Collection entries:
--- Begin ---
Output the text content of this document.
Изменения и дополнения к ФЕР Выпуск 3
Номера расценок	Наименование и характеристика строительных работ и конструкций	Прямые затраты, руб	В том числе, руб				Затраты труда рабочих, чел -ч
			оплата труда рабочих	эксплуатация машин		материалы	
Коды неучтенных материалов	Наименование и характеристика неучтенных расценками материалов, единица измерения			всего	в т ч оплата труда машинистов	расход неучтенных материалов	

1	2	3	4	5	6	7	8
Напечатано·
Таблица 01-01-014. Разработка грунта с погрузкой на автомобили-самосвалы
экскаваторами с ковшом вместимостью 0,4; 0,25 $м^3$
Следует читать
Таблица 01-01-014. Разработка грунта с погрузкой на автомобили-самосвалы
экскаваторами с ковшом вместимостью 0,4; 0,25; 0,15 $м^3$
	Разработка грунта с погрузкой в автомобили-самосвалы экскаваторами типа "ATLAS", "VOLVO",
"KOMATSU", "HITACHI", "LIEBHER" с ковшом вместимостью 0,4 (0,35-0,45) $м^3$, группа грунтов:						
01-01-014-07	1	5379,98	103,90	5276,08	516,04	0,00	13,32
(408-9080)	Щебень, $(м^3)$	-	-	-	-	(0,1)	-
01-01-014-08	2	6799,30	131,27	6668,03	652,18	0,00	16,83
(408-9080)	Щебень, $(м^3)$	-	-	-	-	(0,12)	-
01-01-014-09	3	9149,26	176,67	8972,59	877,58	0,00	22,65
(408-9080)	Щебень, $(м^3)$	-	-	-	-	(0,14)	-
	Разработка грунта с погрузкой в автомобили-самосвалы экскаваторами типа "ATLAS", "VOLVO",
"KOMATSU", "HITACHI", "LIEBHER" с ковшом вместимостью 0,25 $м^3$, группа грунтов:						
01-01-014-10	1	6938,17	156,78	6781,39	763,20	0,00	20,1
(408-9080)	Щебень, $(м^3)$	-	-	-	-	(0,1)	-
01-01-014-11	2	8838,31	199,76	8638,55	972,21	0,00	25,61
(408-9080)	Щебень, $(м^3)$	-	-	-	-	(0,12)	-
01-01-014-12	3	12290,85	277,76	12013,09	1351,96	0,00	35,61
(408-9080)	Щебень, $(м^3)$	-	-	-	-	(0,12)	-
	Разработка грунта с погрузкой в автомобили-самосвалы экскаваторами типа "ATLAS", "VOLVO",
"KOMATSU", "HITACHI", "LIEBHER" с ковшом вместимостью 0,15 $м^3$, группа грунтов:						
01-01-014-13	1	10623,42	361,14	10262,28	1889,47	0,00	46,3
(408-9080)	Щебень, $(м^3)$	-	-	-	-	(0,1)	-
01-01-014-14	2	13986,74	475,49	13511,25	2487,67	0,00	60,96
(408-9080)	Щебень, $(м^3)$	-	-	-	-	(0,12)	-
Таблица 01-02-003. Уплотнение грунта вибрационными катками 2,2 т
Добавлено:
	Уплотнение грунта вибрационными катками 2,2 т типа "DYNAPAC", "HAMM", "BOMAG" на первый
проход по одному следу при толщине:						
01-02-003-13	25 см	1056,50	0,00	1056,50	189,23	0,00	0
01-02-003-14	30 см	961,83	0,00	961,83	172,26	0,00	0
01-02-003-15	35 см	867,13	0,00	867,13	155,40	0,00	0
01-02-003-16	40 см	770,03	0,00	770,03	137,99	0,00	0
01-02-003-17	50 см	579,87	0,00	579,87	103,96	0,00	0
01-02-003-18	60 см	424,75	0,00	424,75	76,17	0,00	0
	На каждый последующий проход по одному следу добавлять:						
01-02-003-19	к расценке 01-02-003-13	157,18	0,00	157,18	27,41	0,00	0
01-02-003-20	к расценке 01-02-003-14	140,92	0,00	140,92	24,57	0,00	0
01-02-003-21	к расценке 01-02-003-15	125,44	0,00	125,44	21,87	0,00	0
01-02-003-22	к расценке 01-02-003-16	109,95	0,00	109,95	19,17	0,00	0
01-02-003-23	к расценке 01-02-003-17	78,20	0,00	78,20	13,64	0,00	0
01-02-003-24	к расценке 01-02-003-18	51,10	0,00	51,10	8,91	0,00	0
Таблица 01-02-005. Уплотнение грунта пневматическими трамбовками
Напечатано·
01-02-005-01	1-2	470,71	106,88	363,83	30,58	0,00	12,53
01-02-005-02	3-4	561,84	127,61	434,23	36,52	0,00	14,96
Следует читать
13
--- End ---
Directive -> Look over the listing above. Pick out and copy every line that includes "HITACHI".

Result of the exercise ->
"KOMATSU", "HITACHI", "LIEBHER" с ковшом вместимостью 0,4 (0,35-0,45) $м^3$, группа грунтов:						
"KOMATSU", "HITACHI", "LIEBHER" с ковшом вместимостью 0,25 $м^3$, группа грунтов:						
"KOMATSU", "HITACHI", "LIEBHER" с ковшом вместимостью 0,15 $м^3$, группа грунтов:						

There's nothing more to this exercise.